* [INSTRUCTIONS FOR THE TASK]: List every non-English term that the text on Tirthankaras uses for time or for a division of time.

* [DOCUMENT EXCERPT]:
A Tirthankar is a human being who has attained a highly exalted state due to intense spiritual practices in various lifetimes and signifies the ultimate pure developed state of the soul. Having attained the highest spiritual goal of human life, they help others cross the ocean of Samsara and win freedom against the infinite cycles of birth and death that man has to undergo. According to Jain philosophy Time cycle or the kaalchakra is infinite, it is beginningless and endless. Time is divided into two cycles, Utsarpini and Avsarpini. Utsarpini is progressive which means that during this cycle humanity progresses from its worst to its best in health, ethics, religion and all fields while in Avsarpini humanity moves from its best to worst stage. Aras are the six unequal periods that every Utsarpini and Avsarpini is divided into. At present according to Jainism the fifth Ara of the Avsarpini phase is going on with 19000 yrs approximately until the next Ara. The sixth phase will then begin after this Ara which is supposed to last for approximately 21000 years. This will be followed by the Utsarpini phase which will continue the repetition. Thus it is presumed that there have been infinite sets of 24 Tirthankaras, one for each half of the time cycle which will continue in the future. For the purpose of study, only the 24 Tirthankars of the present half cycle are considered.

* [DATA]:
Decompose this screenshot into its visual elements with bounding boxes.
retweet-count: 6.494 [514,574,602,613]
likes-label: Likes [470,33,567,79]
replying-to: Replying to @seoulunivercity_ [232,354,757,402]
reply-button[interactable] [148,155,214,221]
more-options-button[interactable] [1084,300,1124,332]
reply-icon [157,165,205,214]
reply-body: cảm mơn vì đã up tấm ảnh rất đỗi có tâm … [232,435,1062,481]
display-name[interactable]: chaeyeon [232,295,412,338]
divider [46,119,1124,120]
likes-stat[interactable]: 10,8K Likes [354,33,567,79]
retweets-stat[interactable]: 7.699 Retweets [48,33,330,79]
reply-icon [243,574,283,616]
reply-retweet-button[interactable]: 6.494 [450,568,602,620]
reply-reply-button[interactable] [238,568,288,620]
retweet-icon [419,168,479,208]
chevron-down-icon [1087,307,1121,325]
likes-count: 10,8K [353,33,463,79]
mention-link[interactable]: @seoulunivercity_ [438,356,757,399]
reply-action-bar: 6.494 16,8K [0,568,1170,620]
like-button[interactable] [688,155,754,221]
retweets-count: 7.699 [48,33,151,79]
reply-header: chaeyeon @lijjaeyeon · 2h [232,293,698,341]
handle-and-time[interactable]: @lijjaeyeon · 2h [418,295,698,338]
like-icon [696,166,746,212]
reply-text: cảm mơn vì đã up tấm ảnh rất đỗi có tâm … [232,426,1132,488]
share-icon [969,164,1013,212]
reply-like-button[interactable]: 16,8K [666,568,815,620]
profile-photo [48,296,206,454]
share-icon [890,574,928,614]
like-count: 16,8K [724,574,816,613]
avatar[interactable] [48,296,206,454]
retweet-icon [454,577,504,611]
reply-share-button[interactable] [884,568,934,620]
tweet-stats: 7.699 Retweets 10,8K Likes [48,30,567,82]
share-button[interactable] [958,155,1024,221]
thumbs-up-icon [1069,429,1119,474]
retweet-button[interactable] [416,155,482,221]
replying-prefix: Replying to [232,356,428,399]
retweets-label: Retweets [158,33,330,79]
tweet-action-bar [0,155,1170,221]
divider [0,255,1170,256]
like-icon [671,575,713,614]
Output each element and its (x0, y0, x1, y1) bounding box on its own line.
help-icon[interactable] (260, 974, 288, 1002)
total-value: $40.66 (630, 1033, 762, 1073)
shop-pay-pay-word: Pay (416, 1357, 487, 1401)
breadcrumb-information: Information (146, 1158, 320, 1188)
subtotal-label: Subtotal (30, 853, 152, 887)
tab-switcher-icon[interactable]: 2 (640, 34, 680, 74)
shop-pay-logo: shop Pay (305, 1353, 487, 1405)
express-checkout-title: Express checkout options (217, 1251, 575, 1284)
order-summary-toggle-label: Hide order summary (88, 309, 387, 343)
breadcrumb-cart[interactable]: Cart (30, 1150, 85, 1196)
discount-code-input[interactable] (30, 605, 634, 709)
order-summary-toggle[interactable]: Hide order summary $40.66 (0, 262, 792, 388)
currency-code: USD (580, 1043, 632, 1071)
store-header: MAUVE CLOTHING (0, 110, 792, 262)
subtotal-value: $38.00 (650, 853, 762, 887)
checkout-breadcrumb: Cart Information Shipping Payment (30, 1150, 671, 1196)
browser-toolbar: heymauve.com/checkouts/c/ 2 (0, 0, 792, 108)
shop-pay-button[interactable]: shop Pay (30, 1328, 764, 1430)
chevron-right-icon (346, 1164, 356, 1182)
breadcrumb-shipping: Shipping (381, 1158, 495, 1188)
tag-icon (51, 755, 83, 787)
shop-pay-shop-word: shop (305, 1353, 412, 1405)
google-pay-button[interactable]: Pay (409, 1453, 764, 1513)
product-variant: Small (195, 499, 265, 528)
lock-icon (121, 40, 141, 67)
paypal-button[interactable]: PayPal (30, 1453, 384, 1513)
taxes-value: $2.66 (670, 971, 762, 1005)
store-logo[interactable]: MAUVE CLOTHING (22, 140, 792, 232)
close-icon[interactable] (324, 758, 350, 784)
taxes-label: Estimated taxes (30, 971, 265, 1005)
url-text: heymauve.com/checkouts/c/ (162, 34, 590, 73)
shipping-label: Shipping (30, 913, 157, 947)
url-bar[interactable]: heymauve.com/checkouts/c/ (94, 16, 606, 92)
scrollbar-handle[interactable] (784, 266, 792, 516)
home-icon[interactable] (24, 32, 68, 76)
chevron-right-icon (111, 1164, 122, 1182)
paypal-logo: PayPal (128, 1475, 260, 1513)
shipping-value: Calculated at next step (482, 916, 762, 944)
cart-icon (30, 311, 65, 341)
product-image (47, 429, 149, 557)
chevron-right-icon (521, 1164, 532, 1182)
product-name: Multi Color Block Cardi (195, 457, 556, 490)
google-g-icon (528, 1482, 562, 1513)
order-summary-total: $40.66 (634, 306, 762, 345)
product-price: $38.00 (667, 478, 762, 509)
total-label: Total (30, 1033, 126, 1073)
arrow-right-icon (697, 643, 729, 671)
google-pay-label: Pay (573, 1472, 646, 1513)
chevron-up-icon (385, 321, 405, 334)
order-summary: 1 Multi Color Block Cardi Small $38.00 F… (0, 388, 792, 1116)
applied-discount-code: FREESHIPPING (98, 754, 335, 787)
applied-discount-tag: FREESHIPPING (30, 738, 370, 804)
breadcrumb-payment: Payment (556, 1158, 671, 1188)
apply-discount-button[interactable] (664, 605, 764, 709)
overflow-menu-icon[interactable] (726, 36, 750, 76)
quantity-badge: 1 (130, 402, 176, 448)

* [SOLVED EXERCISE]: kaalchakra, Utsarpini, Avsarpini, Ara (Aras)